=== Data to process ===

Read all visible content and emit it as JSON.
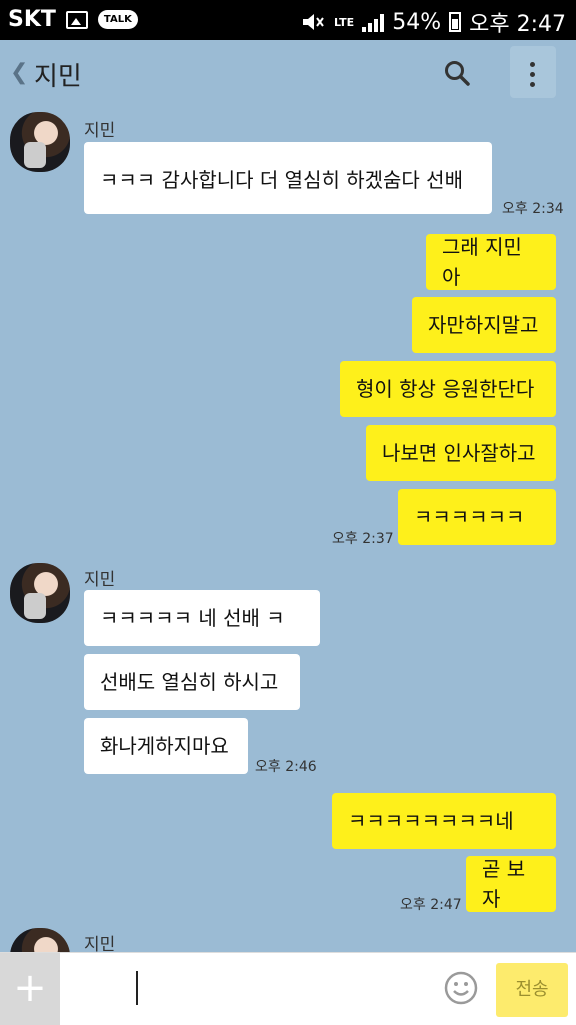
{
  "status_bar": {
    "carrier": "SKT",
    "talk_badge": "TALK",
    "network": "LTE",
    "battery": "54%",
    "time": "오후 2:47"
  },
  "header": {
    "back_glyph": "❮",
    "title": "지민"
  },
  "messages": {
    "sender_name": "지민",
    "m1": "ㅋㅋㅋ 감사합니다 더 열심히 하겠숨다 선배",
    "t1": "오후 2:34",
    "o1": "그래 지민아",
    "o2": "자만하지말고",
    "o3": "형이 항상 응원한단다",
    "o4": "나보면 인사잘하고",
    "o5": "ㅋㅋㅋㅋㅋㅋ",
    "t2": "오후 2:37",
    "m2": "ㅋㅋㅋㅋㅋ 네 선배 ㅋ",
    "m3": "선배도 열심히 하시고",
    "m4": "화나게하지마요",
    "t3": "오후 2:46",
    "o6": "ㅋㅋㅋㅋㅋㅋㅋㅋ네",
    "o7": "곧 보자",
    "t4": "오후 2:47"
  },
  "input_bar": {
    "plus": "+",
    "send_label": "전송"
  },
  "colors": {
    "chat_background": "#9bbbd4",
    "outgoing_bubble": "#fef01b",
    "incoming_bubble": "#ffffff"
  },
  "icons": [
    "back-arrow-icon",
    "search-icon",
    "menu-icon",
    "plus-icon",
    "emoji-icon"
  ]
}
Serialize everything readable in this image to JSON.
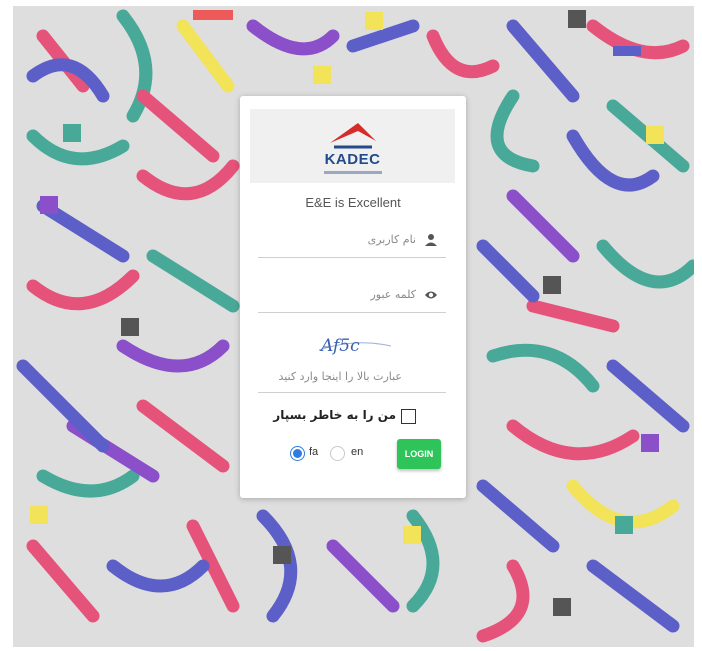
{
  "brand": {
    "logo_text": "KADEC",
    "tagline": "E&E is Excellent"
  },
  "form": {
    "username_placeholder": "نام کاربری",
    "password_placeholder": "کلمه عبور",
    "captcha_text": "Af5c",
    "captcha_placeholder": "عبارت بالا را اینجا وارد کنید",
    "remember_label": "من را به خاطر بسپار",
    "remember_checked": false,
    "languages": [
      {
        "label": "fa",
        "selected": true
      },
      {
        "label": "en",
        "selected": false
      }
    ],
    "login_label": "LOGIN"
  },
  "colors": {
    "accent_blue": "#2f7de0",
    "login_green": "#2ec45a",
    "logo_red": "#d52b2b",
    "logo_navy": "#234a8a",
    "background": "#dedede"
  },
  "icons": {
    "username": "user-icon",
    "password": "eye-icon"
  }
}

===

What you will do.
Transcribe every record above exactly as written, leaving out any pictures.

Output of the exercise.
Read all visible content and emit it as JSON.
{
  "status_bar": {
    "carrier": "SKT",
    "talk_badge": "TALK",
    "network": "LTE",
    "battery": "54%",
    "time": "오후 2:47"
  },
  "header": {
    "back_glyph": "❮",
    "title": "지민"
  },
  "messages": {
    "sender_name": "지민",
    "m1": "ㅋㅋㅋ 감사합니다 더 열심히 하겠숨다 선배",
    "t1": "오후 2:34",
    "o1": "그래 지민아",
    "o2": "자만하지말고",
    "o3": "형이 항상 응원한단다",
    "o4": "나보면 인사잘하고",
    "o5": "ㅋㅋㅋㅋㅋㅋ",
    "t2": "오후 2:37",
    "m2": "ㅋㅋㅋㅋㅋ 네 선배 ㅋ",
    "m3": "선배도 열심히 하시고",
    "m4": "화나게하지마요",
    "t3": "오후 2:46",
    "o6": "ㅋㅋㅋㅋㅋㅋㅋㅋ네",
    "o7": "곧 보자",
    "t4": "오후 2:47"
  },
  "input_bar": {
    "plus": "+",
    "send_label": "전송"
  },
  "colors": {
    "chat_background": "#9bbbd4",
    "outgoing_bubble": "#fef01b",
    "incoming_bubble": "#ffffff"
  },
  "icons": [
    "back-arrow-icon",
    "search-icon",
    "menu-icon",
    "plus-icon",
    "emoji-icon"
  ]
}
Serialize everything readable in this image to JSON.
{
  "brand": {
    "logo_text": "KADEC",
    "tagline": "E&E is Excellent"
  },
  "form": {
    "username_placeholder": "نام کاربری",
    "password_placeholder": "کلمه عبور",
    "captcha_text": "Af5c",
    "captcha_placeholder": "عبارت بالا را اینجا وارد کنید",
    "remember_label": "من را به خاطر بسپار",
    "remember_checked": false,
    "languages": [
      {
        "label": "fa",
        "selected": true
      },
      {
        "label": "en",
        "selected": false
      }
    ],
    "login_label": "LOGIN"
  },
  "colors": {
    "accent_blue": "#2f7de0",
    "login_green": "#2ec45a",
    "logo_red": "#d52b2b",
    "logo_navy": "#234a8a",
    "background": "#dedede"
  },
  "icons": {
    "username": "user-icon",
    "password": "eye-icon"
  }
}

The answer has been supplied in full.